"""

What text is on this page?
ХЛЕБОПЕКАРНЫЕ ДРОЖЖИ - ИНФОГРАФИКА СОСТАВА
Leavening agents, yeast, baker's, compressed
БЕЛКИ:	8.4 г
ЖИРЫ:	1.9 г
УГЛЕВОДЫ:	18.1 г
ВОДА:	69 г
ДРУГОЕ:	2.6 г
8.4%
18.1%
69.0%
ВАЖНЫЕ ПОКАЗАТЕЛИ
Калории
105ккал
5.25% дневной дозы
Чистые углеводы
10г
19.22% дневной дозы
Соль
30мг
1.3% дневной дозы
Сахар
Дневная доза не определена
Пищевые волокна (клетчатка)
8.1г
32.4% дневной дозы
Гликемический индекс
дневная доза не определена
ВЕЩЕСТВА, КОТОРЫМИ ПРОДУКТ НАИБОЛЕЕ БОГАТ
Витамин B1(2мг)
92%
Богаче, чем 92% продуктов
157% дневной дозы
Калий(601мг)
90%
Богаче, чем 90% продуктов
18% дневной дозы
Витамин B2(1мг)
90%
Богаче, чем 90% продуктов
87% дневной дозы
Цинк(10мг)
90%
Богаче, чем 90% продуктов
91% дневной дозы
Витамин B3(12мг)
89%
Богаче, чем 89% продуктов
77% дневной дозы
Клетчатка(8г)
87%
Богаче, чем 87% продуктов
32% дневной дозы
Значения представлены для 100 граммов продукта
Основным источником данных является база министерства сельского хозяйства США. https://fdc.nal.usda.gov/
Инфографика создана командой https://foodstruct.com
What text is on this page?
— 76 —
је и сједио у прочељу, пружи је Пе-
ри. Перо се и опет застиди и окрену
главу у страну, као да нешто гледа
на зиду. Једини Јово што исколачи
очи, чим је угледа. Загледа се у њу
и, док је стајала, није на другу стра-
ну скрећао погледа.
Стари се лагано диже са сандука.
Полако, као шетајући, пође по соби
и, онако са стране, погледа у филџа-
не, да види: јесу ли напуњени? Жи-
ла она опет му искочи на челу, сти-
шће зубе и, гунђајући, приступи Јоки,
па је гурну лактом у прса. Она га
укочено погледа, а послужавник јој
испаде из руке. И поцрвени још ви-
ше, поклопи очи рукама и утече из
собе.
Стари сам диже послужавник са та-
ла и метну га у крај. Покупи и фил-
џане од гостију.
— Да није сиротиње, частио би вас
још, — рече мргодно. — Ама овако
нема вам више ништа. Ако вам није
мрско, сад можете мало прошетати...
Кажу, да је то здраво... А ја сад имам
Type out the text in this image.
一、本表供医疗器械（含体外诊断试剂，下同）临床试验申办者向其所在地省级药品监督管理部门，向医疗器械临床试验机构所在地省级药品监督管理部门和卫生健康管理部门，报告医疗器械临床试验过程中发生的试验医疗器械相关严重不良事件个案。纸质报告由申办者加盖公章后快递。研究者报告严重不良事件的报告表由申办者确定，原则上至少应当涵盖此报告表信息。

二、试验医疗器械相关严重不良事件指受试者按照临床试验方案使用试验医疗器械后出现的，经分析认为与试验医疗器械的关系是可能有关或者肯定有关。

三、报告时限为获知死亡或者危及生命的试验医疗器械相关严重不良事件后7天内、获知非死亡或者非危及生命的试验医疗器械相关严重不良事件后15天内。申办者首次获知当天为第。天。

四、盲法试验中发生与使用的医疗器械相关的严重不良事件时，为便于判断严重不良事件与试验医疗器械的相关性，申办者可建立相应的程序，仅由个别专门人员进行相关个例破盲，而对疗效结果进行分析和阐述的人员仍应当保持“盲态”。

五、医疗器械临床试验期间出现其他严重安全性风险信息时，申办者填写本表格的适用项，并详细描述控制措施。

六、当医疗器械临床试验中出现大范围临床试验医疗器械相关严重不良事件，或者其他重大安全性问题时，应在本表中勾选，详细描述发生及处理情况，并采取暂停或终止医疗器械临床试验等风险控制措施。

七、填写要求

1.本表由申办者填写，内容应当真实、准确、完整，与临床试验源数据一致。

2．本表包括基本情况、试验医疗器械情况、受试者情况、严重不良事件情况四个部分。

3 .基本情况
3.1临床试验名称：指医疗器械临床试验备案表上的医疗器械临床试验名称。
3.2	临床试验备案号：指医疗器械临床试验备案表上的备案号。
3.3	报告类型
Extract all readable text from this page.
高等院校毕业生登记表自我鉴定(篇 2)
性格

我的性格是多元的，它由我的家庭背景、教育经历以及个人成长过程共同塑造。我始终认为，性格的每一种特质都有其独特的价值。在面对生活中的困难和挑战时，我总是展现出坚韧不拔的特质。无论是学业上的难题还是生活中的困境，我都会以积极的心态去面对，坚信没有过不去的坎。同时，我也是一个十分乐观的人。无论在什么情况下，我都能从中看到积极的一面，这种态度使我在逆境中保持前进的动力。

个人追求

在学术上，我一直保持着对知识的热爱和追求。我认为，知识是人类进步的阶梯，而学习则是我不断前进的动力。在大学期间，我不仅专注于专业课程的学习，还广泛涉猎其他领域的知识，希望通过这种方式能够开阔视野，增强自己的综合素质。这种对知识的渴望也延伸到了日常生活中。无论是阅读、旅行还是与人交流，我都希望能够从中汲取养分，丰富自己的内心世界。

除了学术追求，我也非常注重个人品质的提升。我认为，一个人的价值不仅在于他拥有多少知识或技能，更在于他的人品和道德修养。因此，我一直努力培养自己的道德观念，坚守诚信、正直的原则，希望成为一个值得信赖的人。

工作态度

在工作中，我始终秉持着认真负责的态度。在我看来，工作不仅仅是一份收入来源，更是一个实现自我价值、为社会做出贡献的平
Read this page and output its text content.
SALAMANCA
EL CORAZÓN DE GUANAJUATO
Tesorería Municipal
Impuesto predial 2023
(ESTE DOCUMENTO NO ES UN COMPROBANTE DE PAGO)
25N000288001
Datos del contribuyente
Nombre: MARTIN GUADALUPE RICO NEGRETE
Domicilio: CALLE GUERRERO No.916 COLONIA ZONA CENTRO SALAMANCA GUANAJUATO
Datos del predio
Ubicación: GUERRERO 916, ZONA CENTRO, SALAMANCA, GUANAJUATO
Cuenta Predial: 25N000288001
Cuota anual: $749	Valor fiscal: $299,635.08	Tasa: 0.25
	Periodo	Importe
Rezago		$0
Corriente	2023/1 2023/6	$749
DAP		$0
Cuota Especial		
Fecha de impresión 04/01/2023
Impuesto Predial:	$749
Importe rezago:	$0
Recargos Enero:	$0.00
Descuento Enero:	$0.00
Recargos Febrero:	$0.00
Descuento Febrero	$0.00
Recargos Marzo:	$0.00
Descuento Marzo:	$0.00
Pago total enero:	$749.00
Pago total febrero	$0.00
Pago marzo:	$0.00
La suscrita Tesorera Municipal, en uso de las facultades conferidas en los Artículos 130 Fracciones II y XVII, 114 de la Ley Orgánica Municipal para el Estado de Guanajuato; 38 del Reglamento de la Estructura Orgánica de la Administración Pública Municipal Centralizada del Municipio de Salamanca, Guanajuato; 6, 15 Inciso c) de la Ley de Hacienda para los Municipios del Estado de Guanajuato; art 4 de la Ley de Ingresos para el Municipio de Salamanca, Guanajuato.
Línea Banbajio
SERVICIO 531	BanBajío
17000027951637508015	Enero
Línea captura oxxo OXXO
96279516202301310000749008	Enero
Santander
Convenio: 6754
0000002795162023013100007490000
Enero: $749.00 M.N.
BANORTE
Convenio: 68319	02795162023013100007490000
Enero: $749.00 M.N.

"""

**The exercise:**
Make a verbatim copy of every entry shown above.

**Task output:**
What text is on this page?
ХЛЕБОПЕКАРНЫЕ ДРОЖЖИ - ИНФОГРАФИКА СОСТАВА
Leavening agents, yeast, baker's, compressed
БЕЛКИ:	8.4 г
ЖИРЫ:	1.9 г
УГЛЕВОДЫ:	18.1 г
ВОДА:	69 г
ДРУГОЕ:	2.6 г
8.4%
18.1%
69.0%
ВАЖНЫЕ ПОКАЗАТЕЛИ
Калории
105ккал
5.25% дневной дозы
Чистые углеводы
10г
19.22% дневной дозы
Соль
30мг
1.3% дневной дозы
Сахар
Дневная доза не определена
Пищевые волокна (клетчатка)
8.1г
32.4% дневной дозы
Гликемический индекс
дневная доза не определена
ВЕЩЕСТВА, КОТОРЫМИ ПРОДУКТ НАИБОЛЕЕ БОГАТ
Витамин B1(2мг)
92%
Богаче, чем 92% продуктов
157% дневной дозы
Калий(601мг)
90%
Богаче, чем 90% продуктов
18% дневной дозы
Витамин B2(1мг)
90%
Богаче, чем 90% продуктов
87% дневной дозы
Цинк(10мг)
90%
Богаче, чем 90% продуктов
91% дневной дозы
Витамин B3(12мг)
89%
Богаче, чем 89% продуктов
77% дневной дозы
Клетчатка(8г)
87%
Богаче, чем 87% продуктов
32% дневной дозы
Значения представлены для 100 граммов продукта
Основным источником данных является база министерства сельского хозяйства США. https://fdc.nal.usda.gov/
Инфографика создана командой https://foodstruct.com
What text is on this page?
— 76 —
је и сједио у прочељу, пружи је Пе-
ри. Перо се и опет застиди и окрену
главу у страну, као да нешто гледа
на зиду. Једини Јово што исколачи
очи, чим је угледа. Загледа се у њу
и, док је стајала, није на другу стра-
ну скрећао погледа.
Стари се лагано диже са сандука.
Полако, као шетајући, пође по соби
и, онако са стране, погледа у филџа-
не, да види: јесу ли напуњени? Жи-
ла она опет му искочи на челу, сти-
шће зубе и, гунђајући, приступи Јоки,
па је гурну лактом у прса. Она га
укочено погледа, а послужавник јој
испаде из руке. И поцрвени још ви-
ше, поклопи очи рукама и утече из
собе.
Стари сам диже послужавник са та-
ла и метну га у крај. Покупи и фил-
џане од гостију.
— Да није сиротиње, частио би вас
још, — рече мргодно. — Ама овако
нема вам више ништа. Ако вам није
мрско, сад можете мало прошетати...
Кажу, да је то здраво... А ја сад имам
Type out the text in this image.
一、本表供医疗器械（含体外诊断试剂，下同）临床试验申办者向其所在地省级药品监督管理部门，向医疗器械临床试验机构所在地省级药品监督管理部门和卫生健康管理部门，报告医疗器械临床试验过程中发生的试验医疗器械相关严重不良事件个案。纸质报告由申办者加盖公章后快递。研究者报告严重不良事件的报告表由申办者确定，原则上至少应当涵盖此报告表信息。

二、试验医疗器械相关严重不良事件指受试者按照临床试验方案使用试验医疗器械后出现的，经分析认为与试验医疗器械的关系是可能有关或者肯定有关。

三、报告时限为获知死亡或者危及生命的试验医疗器械相关严重不良事件后7天内、获知非死亡或者非危及生命的试验医疗器械相关严重不良事件后15天内。申办者首次获知当天为第。天。

四、盲法试验中发生与使用的医疗器械相关的严重不良事件时，为便于判断严重不良事件与试验医疗器械的相关性，申办者可建立相应的程序，仅由个别专门人员进行相关个例破盲，而对疗效结果进行分析和阐述的人员仍应当保持“盲态”。

五、医疗器械临床试验期间出现其他严重安全性风险信息时，申办者填写本表格的适用项，并详细描述控制措施。

六、当医疗器械临床试验中出现大范围临床试验医疗器械相关严重不良事件，或者其他重大安全性问题时，应在本表中勾选，详细描述发生及处理情况，并采取暂停或终止医疗器械临床试验等风险控制措施。

七、填写要求

1.本表由申办者填写，内容应当真实、准确、完整，与临床试验源数据一致。

2．本表包括基本情况、试验医疗器械情况、受试者情况、严重不良事件情况四个部分。

3 .基本情况
3.1临床试验名称：指医疗器械临床试验备案表上的医疗器械临床试验名称。
3.2	临床试验备案号：指医疗器械临床试验备案表上的备案号。
3.3	报告类型
Extract all readable text from this page.
高等院校毕业生登记表自我鉴定(篇 2)
性格

我的性格是多元的，它由我的家庭背景、教育经历以及个人成长过程共同塑造。我始终认为，性格的每一种特质都有其独特的价值。在面对生活中的困难和挑战时，我总是展现出坚韧不拔的特质。无论是学业上的难题还是生活中的困境，我都会以积极的心态去面对，坚信没有过不去的坎。同时，我也是一个十分乐观的人。无论在什么情况下，我都能从中看到积极的一面，这种态度使我在逆境中保持前进的动力。

个人追求

在学术上，我一直保持着对知识的热爱和追求。我认为，知识是人类进步的阶梯，而学习则是我不断前进的动力。在大学期间，我不仅专注于专业课程的学习，还广泛涉猎其他领域的知识，希望通过这种方式能够开阔视野，增强自己的综合素质。这种对知识的渴望也延伸到了日常生活中。无论是阅读、旅行还是与人交流，我都希望能够从中汲取养分，丰富自己的内心世界。

除了学术追求，我也非常注重个人品质的提升。我认为，一个人的价值不仅在于他拥有多少知识或技能，更在于他的人品和道德修养。因此，我一直努力培养自己的道德观念，坚守诚信、正直的原则，希望成为一个值得信赖的人。

工作态度

在工作中，我始终秉持着认真负责的态度。在我看来，工作不仅仅是一份收入来源，更是一个实现自我价值、为社会做出贡献的平
Read this page and output its text content.
SALAMANCA
EL CORAZÓN DE GUANAJUATO
Tesorería Municipal
Impuesto predial 2023
(ESTE DOCUMENTO NO ES UN COMPROBANTE DE PAGO)
25N000288001
Datos del contribuyente
Nombre: MARTIN GUADALUPE RICO NEGRETE
Domicilio: CALLE GUERRERO No.916 COLONIA ZONA CENTRO SALAMANCA GUANAJUATO
Datos del predio
Ubicación: GUERRERO 916, ZONA CENTRO, SALAMANCA, GUANAJUATO
Cuenta Predial: 25N000288001
Cuota anual: $749	Valor fiscal: $299,635.08	Tasa: 0.25
	Periodo	Importe
Rezago		$0
Corriente	2023/1 2023/6	$749
DAP		$0
Cuota Especial		
Fecha de impresión 04/01/2023
Impuesto Predial:	$749
Importe rezago:	$0
Recargos Enero:	$0.00
Descuento Enero:	$0.00
Recargos Febrero:	$0.00
Descuento Febrero	$0.00
Recargos Marzo:	$0.00
Descuento Marzo:	$0.00
Pago total enero:	$749.00
Pago total febrero	$0.00
Pago marzo:	$0.00
La suscrita Tesorera Municipal, en uso de las facultades conferidas en los Artículos 130 Fracciones II y XVII, 114 de la Ley Orgánica Municipal para el Estado de Guanajuato; 38 del Reglamento de la Estructura Orgánica de la Administración Pública Municipal Centralizada del Municipio de Salamanca, Guanajuato; 6, 15 Inciso c) de la Ley de Hacienda para los Municipios del Estado de Guanajuato; art 4 de la Ley de Ingresos para el Municipio de Salamanca, Guanajuato.
Línea Banbajio
SERVICIO 531	BanBajío
17000027951637508015	Enero
Línea captura oxxo OXXO
96279516202301310000749008	Enero
Santander
Convenio: 6754
0000002795162023013100007490000
Enero: $749.00 M.N.
BANORTE
Convenio: 68319	02795162023013100007490000
Enero: $749.00 M.N.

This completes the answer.